======== RECORDS SUPPLIED

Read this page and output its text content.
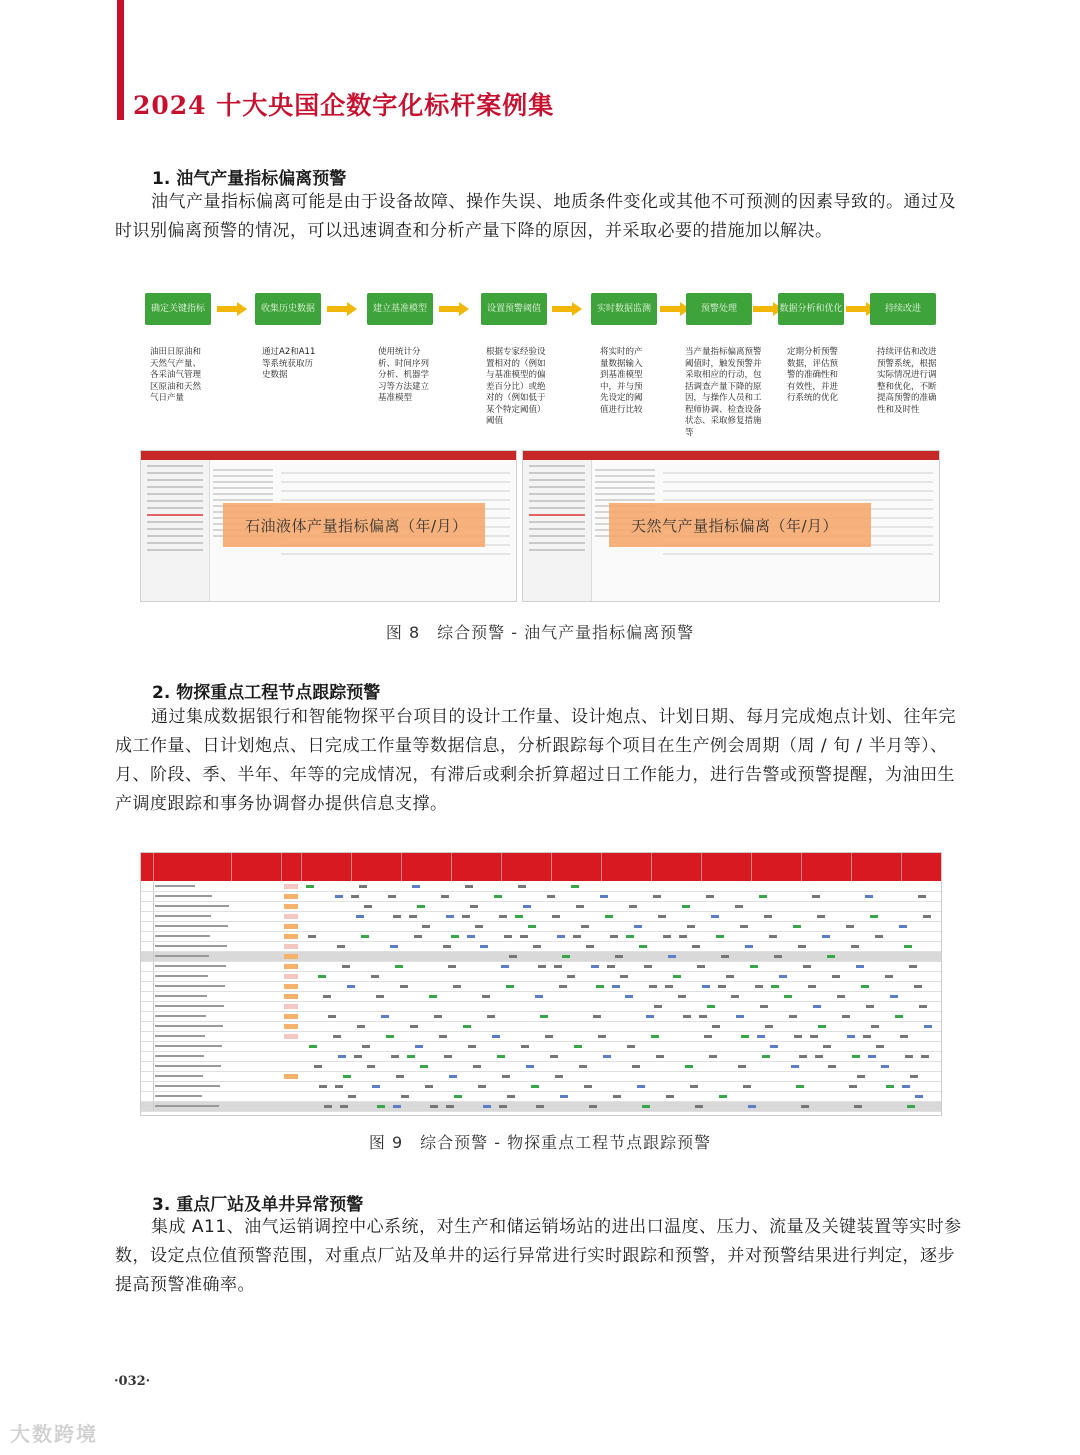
2024 十大央国企数字化标杆案例集
1. 油气产量指标偏离预警
油气产量指标偏离可能是由于设备故障、操作失误、地质条件变化或其他不可预测的因素导致的。通过及时识别偏离预警的情况，可以迅速调查和分析产量下降的原因，并采取必要的措施加以解决。
确定关键指标	收集历史数据	建立基准模型	设置预警阈值	实时数据监测	预警处理	数据分析和优化	持续改进
油田日原油和天然气产量、各采油气管理区原油和天然气日产量
通过A2和A11等系统获取历史数据
使用统计分析、时间序列分析、机器学习等方法建立基准模型
根据专家经验设置相对的（例如与基准模型的偏差百分比）或绝对的（例如低于某个特定阈值）阈值
将实时的产量数据输入到基准模型中，并与预先设定的阈值进行比较
当产量指标偏离预警阈值时，触发预警并采取相应的行动，包括调查产量下降的原因，与操作人员和工程师协调、检查设备状态、采取修复措施等
定期分析预警数据，评估预警的准确性和有效性，并进行系统的优化
持续评估和改进预警系统，根据实际情况进行调整和优化，不断提高预警的准确性和及时性
石油液体产量指标偏离（年/月）	天然气产量指标偏离（年/月）
图 8　综合预警 - 油气产量指标偏离预警
2. 物探重点工程节点跟踪预警
通过集成数据银行和智能物探平台项目的设计工作量、设计炮点、计划日期、每月完成炮点计划、往年完成工作量、日计划炮点、日完成工作量等数据信息，分析跟踪每个项目在生产例会周期（周 / 旬 / 半月等）、月、阶段、季、半年、年等的完成情况，有滞后或剩余折算超过日工作能力，进行告警或预警提醒，为油田生产调度跟踪和事务协调督办提供信息支撑。
图 9　综合预警 - 物探重点工程节点跟踪预警
3. 重点厂站及单井异常预警
集成 A11、油气运销调控中心系统，对生产和储运销场站的进出口温度、压力、流量及关键装置等实时参数，设定点位值预警范围，对重点厂站及单井的运行异常进行实时跟踪和预警，并对预警结果进行判定，逐步提高预警准确率。
·032·
大数跨境
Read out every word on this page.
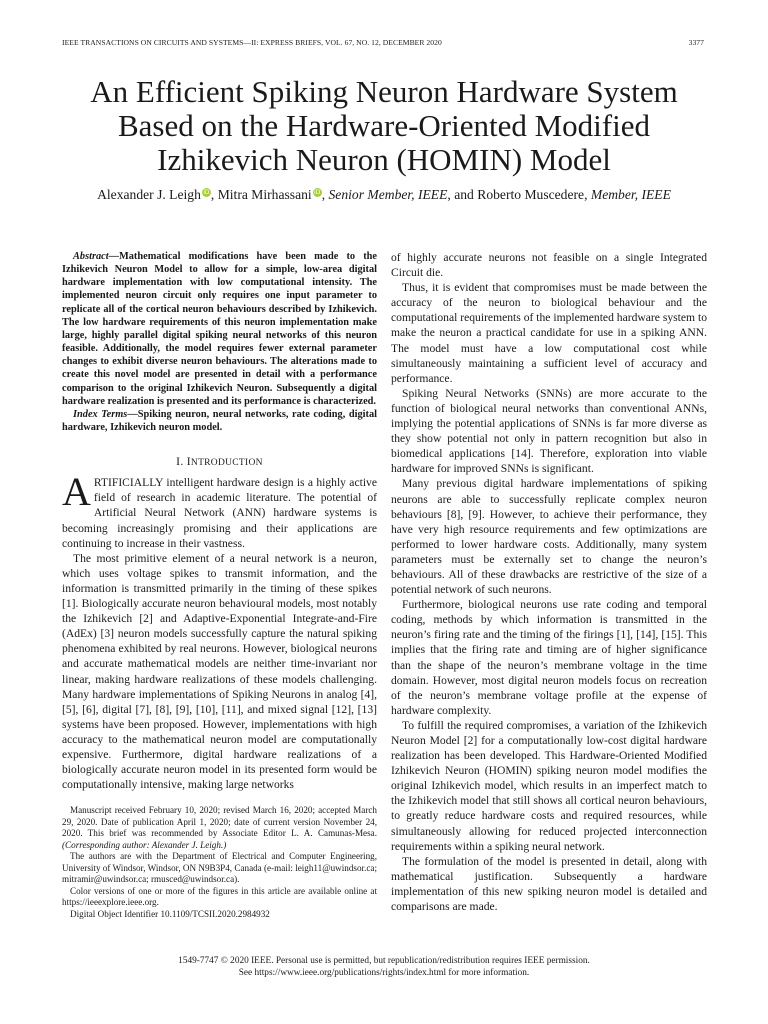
IEEE TRANSACTIONS ON CIRCUITS AND SYSTEMS—II: EXPRESS BRIEFS, VOL. 67, NO. 12, DECEMBER 2020	3377
An Efficient Spiking Neuron Hardware System
Based on the Hardware-Oriented Modified
Izhikevich Neuron (HOMIN) Model
Alexander J. Leigh iD, Mitra Mirhassani iD, Senior Member, IEEE, and Roberto Muscedere, Member, IEEE

Abstract—Mathematical modifications have been made to the Izhikevich Neuron Model to allow for a simple, low-area digital hardware implementation with low computational intensity. The implemented neuron circuit only requires one input parameter to replicate all of the cortical neuron behaviours described by Izhikevich. The low hardware requirements of this neuron implementation make large, highly parallel digital spiking neural networks of this neuron feasible. Additionally, the model requires fewer external parameter changes to exhibit diverse neuron behaviours. The alterations made to create this novel model are presented in detail with a performance comparison to the original Izhikevich Neuron. Subsequently a digital hardware realization is presented and its performance is characterized.

Index Terms—Spiking neuron, neural networks, rate coding, digital hardware, Izhikevich neuron model.

I. INTRODUCTION

ARTIFICIALLY intelligent hardware design is a highly active field of research in academic literature. The potential of Artificial Neural Network (ANN) hardware systems is becoming increasingly promising and their applications are continuing to increase in their vastness.

The most primitive element of a neural network is a neuron, which uses voltage spikes to transmit information, and the information is transmitted primarily in the timing of these spikes [1]. Biologically accurate neuron behavioural models, most notably the Izhikevich [2] and Adaptive-Exponential Integrate-and-Fire (AdEx) [3] neuron models successfully capture the natural spiking phenomena exhibited by real neurons. However, biological neurons and accurate mathematical models are neither time-invariant nor linear, making hardware realizations of these models challenging. Many hardware implementations of Spiking Neurons in analog [4], [5], [6], digital [7], [8], [9], [10], [11], and mixed signal [12], [13] systems have been proposed. However, implementations with high accuracy to the mathematical neuron model are computationally expensive. Furthermore, digital hardware realizations of a biologically accurate neuron model in its presented form would be computationally intensive, making large networks

Manuscript received February 10, 2020; revised March 16, 2020; accepted March 29, 2020. Date of publication April 1, 2020; date of current version November 24, 2020. This brief was recommended by Associate Editor L. A. Camunas-Mesa. (Corresponding author: Alexander J. Leigh.)

The authors are with the Department of Electrical and Computer Engineering, University of Windsor, Windsor, ON N9B3P4, Canada (e-mail: leigh11@uwindsor.ca; mitramir@uwindsor.ca; rmusced@uwindsor.ca).

Color versions of one or more of the figures in this article are available online at https://ieeexplore.ieee.org.

Digital Object Identifier 10.1109/TCSII.2020.2984932

of highly accurate neurons not feasible on a single Integrated Circuit die.

Thus, it is evident that compromises must be made between the accuracy of the neuron to biological behaviour and the computational requirements of the implemented hardware system to make the neuron a practical candidate for use in a spiking ANN. The model must have a low computational cost while simultaneously maintaining a sufficient level of accuracy and performance.

Spiking Neural Networks (SNNs) are more accurate to the function of biological neural networks than conventional ANNs, implying the potential applications of SNNs is far more diverse as they show potential not only in pattern recognition but also in biomedical applications [14]. Therefore, exploration into viable hardware for improved SNNs is significant.

Many previous digital hardware implementations of spiking neurons are able to successfully replicate complex neuron behaviours [8], [9]. However, to achieve their performance, they have very high resource requirements and few optimizations are performed to lower hardware costs. Additionally, many system parameters must be externally set to change the neuron’s behaviours. All of these drawbacks are restrictive of the size of a potential network of such neurons.

Furthermore, biological neurons use rate coding and temporal coding, methods by which information is transmitted in the neuron’s firing rate and the timing of the firings [1], [14], [15]. This implies that the firing rate and timing are of higher significance than the shape of the neuron’s membrane voltage in the time domain. However, most digital neuron models focus on recreation of the neuron’s membrane voltage profile at the expense of hardware complexity.

To fulfill the required compromises, a variation of the Izhikevich Neuron Model [2] for a computationally low-cost digital hardware realization has been developed. This Hardware-Oriented Modified Izhikevich Neuron (HOMIN) spiking neuron model modifies the original Izhikevich model, which results in an imperfect match to the Izhikevich model that still shows all cortical neuron behaviours, to greatly reduce hardware costs and required resources, while simultaneously allowing for reduced projected interconnection requirements within a spiking neural network.

The formulation of the model is presented in detail, along with mathematical justification. Subsequently a hardware implementation of this new spiking neuron model is detailed and comparisons are made.

1549-7747 © 2020 IEEE. Personal use is permitted, but republication/redistribution requires IEEE permission.
See https://www.ieee.org/publications/rights/index.html for more information.
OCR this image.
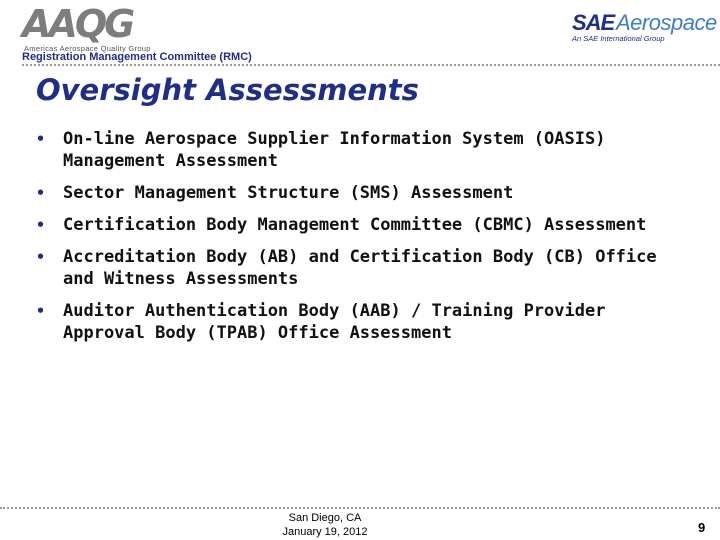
AAQG
Americas Aerospace Quality Group
Registration Management Committee (RMC)
SAE Aerospace
An SAE International Group
Oversight Assessments
• On-line Aerospace Supplier Information System (OASIS) Management Assessment
• Sector Management Structure (SMS) Assessment
• Certification Body Management Committee (CBMC) Assessment
• Accreditation Body (AB) and Certification Body (CB) Office and Witness Assessments
• Auditor Authentication Body (AAB) / Training Provider Approval Body (TPAB) Office Assessment
San Diego, CA
January 19, 2012	9
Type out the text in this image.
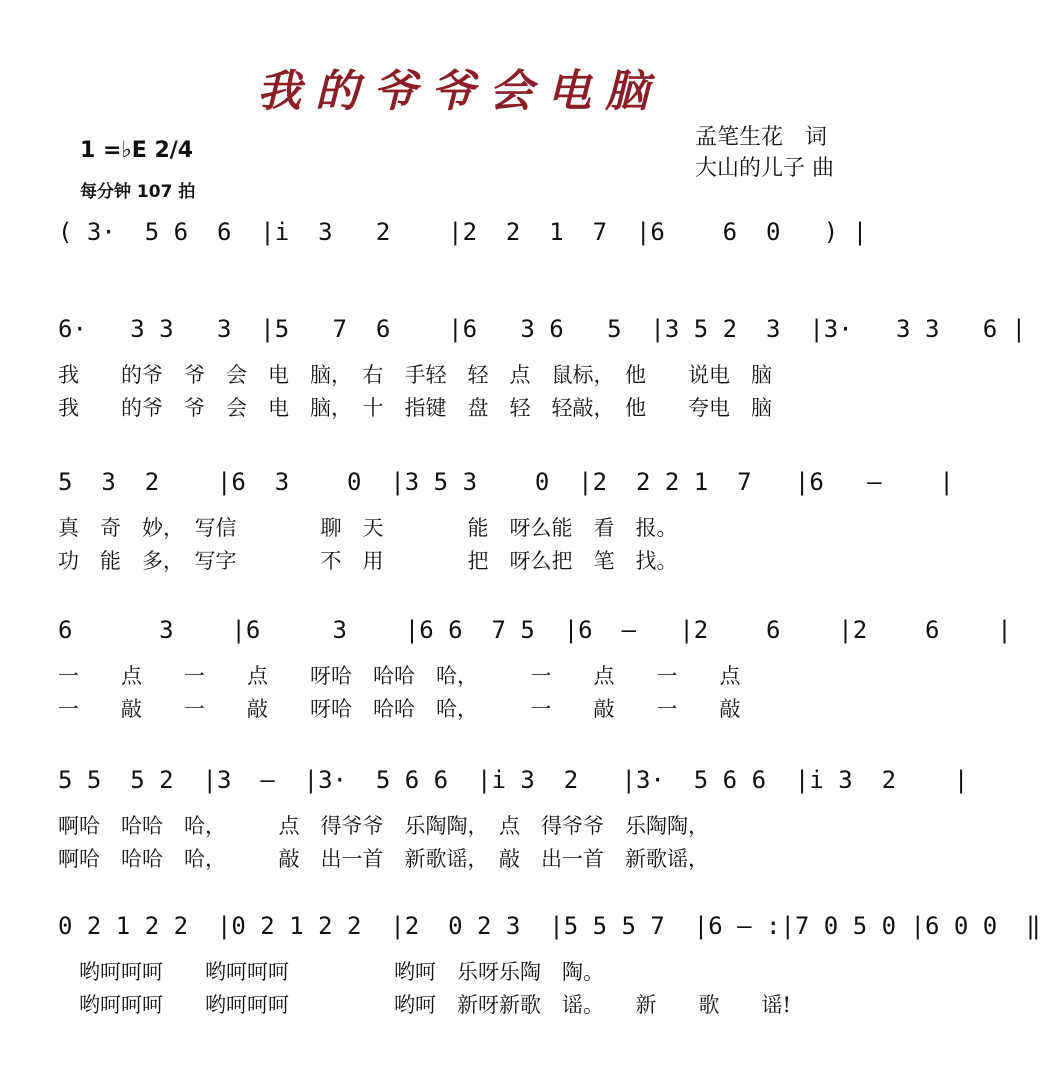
我的爷爷会电脑
孟笔生花　词
大山的儿子 曲
1 =♭E 2/4
每分钟 107 拍
( 3·  5 6  6  |i  3   2    |2  2  1  7  |6    6  0   ) |
6·   3 3   3  |5   7  6    |6   3 6   5  |3 5 2  3  |3·   3 3   6 |
我　　的爷　爷　会　电　脑，　右　手轻　轻　点　鼠标，　他　　说电　脑
我　　的爷　爷　会　电　脑，　十　指键　盘　轻　轻敲，　他　　夸电　脑
5  3  2    |6  3    0  |3 5 3    0  |2  2 2 1  7   |6   —    |
真　奇　妙，　写信　　　　聊　天　　　　能　呀么能　看　报。
功　能　多，　写字　　　　不　用　　　　把　呀么把　笔　找。
6      3    |6     3    |6 6  7 5  |6  —   |2    6    |2    6    |
一　　点　　一　　点　　呀哈　哈哈　哈，　　　一　　点　　一　　点
一　　敲　　一　　敲　　呀哈　哈哈　哈，　　　一　　敲　　一　　敲
5 5  5 2  |3  —  |3·  5 6 6  |i 3  2   |3·  5 6 6  |i 3  2    |
啊哈　哈哈　哈，　　　点　得爷爷　乐陶陶，　点　得爷爷　乐陶陶，
啊哈　哈哈　哈，　　　敲　出一首　新歌谣，　敲　出一首　新歌谣，
0 2 1 2 2  |0 2 1 2 2  |2  0 2 3  |5 5 5 7  |6 — :|7 0 5 0 |6 0 0  ‖
　哟呵呵呵　　哟呵呵呵　　　　　哟呵　乐呀乐陶　陶。
　哟呵呵呵　　哟呵呵呵　　　　　哟呵　新呀新歌　谣。　　新　　歌　　谣!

================

EXERCISE DETAILS :: Select every line above that contains the word "make", and copy it.

EXPECTED ANSWER ::
Abstract—Mathematical modifications have been made to the Izhikevich Neuron Model to allow for a simple, low-area digital hardware implementation with low computational intensity. The implemented neuron circuit only requires one input parameter to replicate all of the cortical neuron behaviours described by Izhikevich. The low hardware requirements of this neuron implementation make large, highly parallel digital spiking neural networks of this neuron feasible. Additionally, the model requires fewer external parameter changes to exhibit diverse neuron behaviours. The alterations made to create this novel model are presented in detail with a performance comparison to the original Izhikevich Neuron. Subsequently a digital hardware realization is presented and its performance is characterized.
Thus, it is evident that compromises must be made between the accuracy of the neuron to biological behaviour and the computational requirements of the implemented hardware system to make the neuron a practical candidate for use in a spiking ANN. The model must have a low computational cost while simultaneously maintaining a sufficient level of accuracy and performance.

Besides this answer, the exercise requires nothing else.